What you need to do: Exactly reproduce each record listed below.

── Data to process

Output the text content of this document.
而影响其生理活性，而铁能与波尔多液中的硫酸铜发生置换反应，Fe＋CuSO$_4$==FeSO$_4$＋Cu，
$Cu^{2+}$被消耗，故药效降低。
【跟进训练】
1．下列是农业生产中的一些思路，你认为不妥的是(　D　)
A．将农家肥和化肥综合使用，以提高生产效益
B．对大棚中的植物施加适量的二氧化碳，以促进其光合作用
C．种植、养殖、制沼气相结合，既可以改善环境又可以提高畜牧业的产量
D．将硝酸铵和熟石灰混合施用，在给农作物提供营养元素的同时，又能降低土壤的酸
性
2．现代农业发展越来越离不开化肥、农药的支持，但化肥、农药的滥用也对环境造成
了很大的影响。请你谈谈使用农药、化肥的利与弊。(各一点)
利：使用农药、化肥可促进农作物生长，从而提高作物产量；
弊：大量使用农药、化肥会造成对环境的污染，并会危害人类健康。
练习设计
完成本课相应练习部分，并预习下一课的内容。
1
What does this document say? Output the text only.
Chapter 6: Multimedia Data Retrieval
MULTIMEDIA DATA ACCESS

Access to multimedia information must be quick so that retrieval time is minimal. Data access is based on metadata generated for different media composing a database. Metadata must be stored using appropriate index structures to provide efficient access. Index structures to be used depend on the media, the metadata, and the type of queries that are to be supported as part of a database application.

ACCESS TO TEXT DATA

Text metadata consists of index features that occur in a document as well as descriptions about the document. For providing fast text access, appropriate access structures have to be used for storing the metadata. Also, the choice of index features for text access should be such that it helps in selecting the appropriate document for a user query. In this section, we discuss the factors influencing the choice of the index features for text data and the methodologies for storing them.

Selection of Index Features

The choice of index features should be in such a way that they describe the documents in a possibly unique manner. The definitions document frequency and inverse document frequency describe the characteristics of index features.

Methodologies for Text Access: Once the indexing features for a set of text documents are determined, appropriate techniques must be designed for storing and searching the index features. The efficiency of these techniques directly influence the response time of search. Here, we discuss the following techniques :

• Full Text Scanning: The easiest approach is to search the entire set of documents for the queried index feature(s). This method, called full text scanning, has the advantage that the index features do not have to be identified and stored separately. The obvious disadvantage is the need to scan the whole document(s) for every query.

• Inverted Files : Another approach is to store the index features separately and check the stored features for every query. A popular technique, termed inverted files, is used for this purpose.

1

────

Complete response:
Output the text content of this document.
而影响其生理活性，而铁能与波尔多液中的硫酸铜发生置换反应，Fe＋CuSO$_4$==FeSO$_4$＋Cu，
$Cu^{2+}$被消耗，故药效降低。
【跟进训练】
1．下列是农业生产中的一些思路，你认为不妥的是(　D　)
A．将农家肥和化肥综合使用，以提高生产效益
B．对大棚中的植物施加适量的二氧化碳，以促进其光合作用
C．种植、养殖、制沼气相结合，既可以改善环境又可以提高畜牧业的产量
D．将硝酸铵和熟石灰混合施用，在给农作物提供营养元素的同时，又能降低土壤的酸
性
2．现代农业发展越来越离不开化肥、农药的支持，但化肥、农药的滥用也对环境造成
了很大的影响。请你谈谈使用农药、化肥的利与弊。(各一点)
利：使用农药、化肥可促进农作物生长，从而提高作物产量；
弊：大量使用农药、化肥会造成对环境的污染，并会危害人类健康。
练习设计
完成本课相应练习部分，并预习下一课的内容。
1
What does this document say? Output the text only.
Chapter 6: Multimedia Data Retrieval
MULTIMEDIA DATA ACCESS

Access to multimedia information must be quick so that retrieval time is minimal. Data access is based on metadata generated for different media composing a database. Metadata must be stored using appropriate index structures to provide efficient access. Index structures to be used depend on the media, the metadata, and the type of queries that are to be supported as part of a database application.

ACCESS TO TEXT DATA

Text metadata consists of index features that occur in a document as well as descriptions about the document. For providing fast text access, appropriate access structures have to be used for storing the metadata. Also, the choice of index features for text access should be such that it helps in selecting the appropriate document for a user query. In this section, we discuss the factors influencing the choice of the index features for text data and the methodologies for storing them.

Selection of Index Features

The choice of index features should be in such a way that they describe the documents in a possibly unique manner. The definitions document frequency and inverse document frequency describe the characteristics of index features.

Methodologies for Text Access: Once the indexing features for a set of text documents are determined, appropriate techniques must be designed for storing and searching the index features. The efficiency of these techniques directly influence the response time of search. Here, we discuss the following techniques :

• Full Text Scanning: The easiest approach is to search the entire set of documents for the queried index feature(s). This method, called full text scanning, has the advantage that the index features do not have to be identified and stored separately. The obvious disadvantage is the need to scan the whole document(s) for every query.

• Inverted Files : Another approach is to store the index features separately and check the stored features for every query. A popular technique, termed inverted files, is used for this purpose.

1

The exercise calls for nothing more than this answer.